Task objective: How many lines in the rows below contain the string "their"? Reply with the number alone.
▬▬▬▬▬▬▬▬▬▬
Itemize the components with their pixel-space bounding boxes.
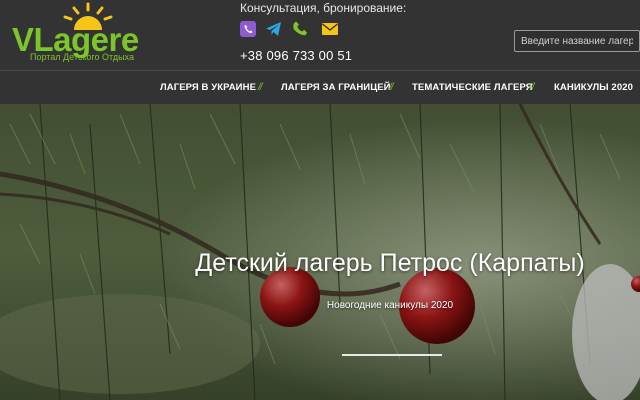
hero-divider bbox=[342, 354, 442, 356]
hero-title[interactable]: Детский лагерь Петрос (Карпаты) bbox=[0, 249, 640, 278]
site-logo[interactable]: VLagere Портал Детского Отдыха bbox=[8, 2, 158, 66]
nav-separator: // bbox=[530, 82, 534, 93]
search-input[interactable] bbox=[514, 30, 640, 52]
nav-item-camps-abroad[interactable]: ЛАГЕРЯ ЗА ГРАНИЦЕЙ bbox=[281, 82, 391, 93]
logo-tagline: Портал Детского Отдыха bbox=[30, 52, 134, 62]
nav-item-holidays-2020[interactable]: КАНИКУЛЫ 2020 bbox=[554, 82, 633, 93]
site-header: VLagere Портал Детского Отдыха Консульта… bbox=[0, 0, 640, 70]
nav-separator: // bbox=[389, 82, 393, 93]
main-nav: ЛАГЕРЯ В УКРАИНЕ // ЛАГЕРЯ ЗА ГРАНИЦЕЙ /… bbox=[0, 70, 640, 104]
consultation-label: Консультация, бронирование: bbox=[240, 1, 407, 15]
phone-number[interactable]: +38 096 733 00 51 bbox=[240, 48, 352, 63]
mail-icon[interactable] bbox=[321, 20, 339, 38]
phone-icon[interactable] bbox=[292, 20, 310, 38]
nav-item-camps-ukraine[interactable]: ЛАГЕРЯ В УКРАИНЕ bbox=[160, 82, 256, 93]
telegram-icon[interactable] bbox=[265, 20, 283, 38]
hero-banner[interactable]: Детский лагерь Петрос (Карпаты) Новогодн… bbox=[0, 104, 640, 400]
hero-subtitle: Новогодние каникулы 2020 bbox=[326, 300, 454, 311]
viber-icon[interactable] bbox=[239, 20, 257, 38]
nav-item-thematic-camps[interactable]: ТЕМАТИЧЕСКИЕ ЛАГЕРЯ bbox=[412, 82, 533, 93]
nav-separator: // bbox=[258, 82, 262, 93]
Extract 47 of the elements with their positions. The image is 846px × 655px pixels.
▬▬▬▬▬▬▬▬▬▬
Complete response: 2